── Supplied data

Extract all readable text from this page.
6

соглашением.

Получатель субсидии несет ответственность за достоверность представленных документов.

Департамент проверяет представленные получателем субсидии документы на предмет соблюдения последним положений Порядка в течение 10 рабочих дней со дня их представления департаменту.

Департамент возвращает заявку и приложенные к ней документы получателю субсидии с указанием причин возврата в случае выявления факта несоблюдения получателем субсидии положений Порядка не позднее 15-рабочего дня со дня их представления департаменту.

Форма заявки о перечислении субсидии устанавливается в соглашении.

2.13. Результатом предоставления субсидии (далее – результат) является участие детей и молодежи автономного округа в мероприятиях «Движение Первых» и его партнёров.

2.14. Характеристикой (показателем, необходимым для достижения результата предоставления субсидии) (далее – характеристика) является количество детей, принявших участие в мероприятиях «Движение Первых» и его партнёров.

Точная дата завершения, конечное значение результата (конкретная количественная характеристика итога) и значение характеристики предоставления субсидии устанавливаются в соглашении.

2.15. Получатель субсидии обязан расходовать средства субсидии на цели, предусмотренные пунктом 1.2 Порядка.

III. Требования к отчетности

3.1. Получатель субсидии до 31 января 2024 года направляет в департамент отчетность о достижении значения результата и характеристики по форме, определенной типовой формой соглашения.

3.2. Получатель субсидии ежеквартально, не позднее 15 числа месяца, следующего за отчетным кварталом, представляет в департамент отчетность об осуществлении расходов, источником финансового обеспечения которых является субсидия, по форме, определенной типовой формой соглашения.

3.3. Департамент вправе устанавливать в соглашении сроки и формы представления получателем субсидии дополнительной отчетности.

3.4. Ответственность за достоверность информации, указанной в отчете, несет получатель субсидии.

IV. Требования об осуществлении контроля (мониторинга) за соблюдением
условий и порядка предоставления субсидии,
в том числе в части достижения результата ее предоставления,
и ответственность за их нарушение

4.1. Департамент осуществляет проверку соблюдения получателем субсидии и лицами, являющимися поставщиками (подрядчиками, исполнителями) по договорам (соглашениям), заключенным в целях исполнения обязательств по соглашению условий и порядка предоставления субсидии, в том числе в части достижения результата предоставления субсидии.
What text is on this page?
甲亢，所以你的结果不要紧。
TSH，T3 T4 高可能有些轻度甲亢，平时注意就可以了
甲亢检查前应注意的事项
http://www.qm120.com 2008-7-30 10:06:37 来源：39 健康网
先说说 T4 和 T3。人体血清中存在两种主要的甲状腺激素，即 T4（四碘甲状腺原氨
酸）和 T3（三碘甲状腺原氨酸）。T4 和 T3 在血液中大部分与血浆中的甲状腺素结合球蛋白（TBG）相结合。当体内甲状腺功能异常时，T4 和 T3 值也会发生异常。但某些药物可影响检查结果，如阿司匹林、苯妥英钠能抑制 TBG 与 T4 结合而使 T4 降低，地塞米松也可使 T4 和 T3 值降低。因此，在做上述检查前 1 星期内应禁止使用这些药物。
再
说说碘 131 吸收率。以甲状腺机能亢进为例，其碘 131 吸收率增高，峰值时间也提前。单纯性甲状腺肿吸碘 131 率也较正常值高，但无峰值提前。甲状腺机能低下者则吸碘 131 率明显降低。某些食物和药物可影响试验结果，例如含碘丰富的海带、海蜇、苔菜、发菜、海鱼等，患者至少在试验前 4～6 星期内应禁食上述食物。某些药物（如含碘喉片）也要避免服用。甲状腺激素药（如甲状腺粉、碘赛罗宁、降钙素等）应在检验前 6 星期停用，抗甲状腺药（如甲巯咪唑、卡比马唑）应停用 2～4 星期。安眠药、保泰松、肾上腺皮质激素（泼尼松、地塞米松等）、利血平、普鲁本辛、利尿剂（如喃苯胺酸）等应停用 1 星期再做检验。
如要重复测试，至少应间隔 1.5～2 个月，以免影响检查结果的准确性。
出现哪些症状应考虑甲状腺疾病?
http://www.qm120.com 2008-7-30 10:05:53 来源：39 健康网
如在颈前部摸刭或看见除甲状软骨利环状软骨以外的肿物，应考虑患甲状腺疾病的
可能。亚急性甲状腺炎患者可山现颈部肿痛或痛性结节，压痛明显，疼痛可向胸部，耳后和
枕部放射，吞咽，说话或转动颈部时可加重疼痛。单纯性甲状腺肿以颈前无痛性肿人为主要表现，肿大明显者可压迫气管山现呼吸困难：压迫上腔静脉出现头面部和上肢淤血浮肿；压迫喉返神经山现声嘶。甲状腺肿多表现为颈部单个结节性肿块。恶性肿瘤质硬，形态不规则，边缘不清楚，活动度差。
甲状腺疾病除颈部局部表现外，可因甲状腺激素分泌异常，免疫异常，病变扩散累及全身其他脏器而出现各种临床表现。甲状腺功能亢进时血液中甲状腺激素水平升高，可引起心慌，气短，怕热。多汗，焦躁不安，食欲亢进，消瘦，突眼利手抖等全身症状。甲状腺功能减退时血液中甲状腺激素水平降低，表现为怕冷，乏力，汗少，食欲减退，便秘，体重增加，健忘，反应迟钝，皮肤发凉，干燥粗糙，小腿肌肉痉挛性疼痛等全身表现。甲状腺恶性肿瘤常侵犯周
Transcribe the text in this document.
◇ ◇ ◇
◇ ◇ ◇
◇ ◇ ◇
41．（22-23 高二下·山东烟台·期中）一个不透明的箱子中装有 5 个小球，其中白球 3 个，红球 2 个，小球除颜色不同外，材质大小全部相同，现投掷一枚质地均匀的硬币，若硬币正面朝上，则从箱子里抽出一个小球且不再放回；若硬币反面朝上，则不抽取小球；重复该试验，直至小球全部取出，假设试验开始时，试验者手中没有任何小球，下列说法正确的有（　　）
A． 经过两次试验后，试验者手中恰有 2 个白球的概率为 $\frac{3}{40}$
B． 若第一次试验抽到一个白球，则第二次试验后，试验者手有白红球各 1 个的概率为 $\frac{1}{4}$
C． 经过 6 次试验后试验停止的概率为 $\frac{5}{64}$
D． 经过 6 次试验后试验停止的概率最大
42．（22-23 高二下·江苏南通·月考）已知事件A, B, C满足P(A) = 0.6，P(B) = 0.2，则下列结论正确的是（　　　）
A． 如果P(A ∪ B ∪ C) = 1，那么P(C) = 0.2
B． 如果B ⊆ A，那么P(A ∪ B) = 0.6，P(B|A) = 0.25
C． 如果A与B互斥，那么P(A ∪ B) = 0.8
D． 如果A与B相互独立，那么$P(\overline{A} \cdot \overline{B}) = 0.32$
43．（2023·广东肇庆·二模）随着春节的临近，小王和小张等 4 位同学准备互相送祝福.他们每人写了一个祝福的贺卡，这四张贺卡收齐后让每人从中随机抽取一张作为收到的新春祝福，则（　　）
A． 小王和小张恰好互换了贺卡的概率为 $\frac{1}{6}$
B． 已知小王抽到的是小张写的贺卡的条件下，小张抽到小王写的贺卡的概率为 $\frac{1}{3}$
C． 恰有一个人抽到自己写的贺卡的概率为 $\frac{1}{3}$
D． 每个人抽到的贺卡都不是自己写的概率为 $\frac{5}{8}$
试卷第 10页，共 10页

────

=== Request ===
Filter the listing above for the string "участие" and copy every matching line.

=== Output for this exercise ===
2.13. Результатом предоставления субсидии (далее – результат) является участие детей и молодежи автономного округа в мероприятиях «Движение Первых» и его партнёров.
2.14. Характеристикой (показателем, необходимым для достижения результата предоставления субсидии) (далее – характеристика) является количество детей, принявших участие в мероприятиях «Движение Первых» и его партнёров.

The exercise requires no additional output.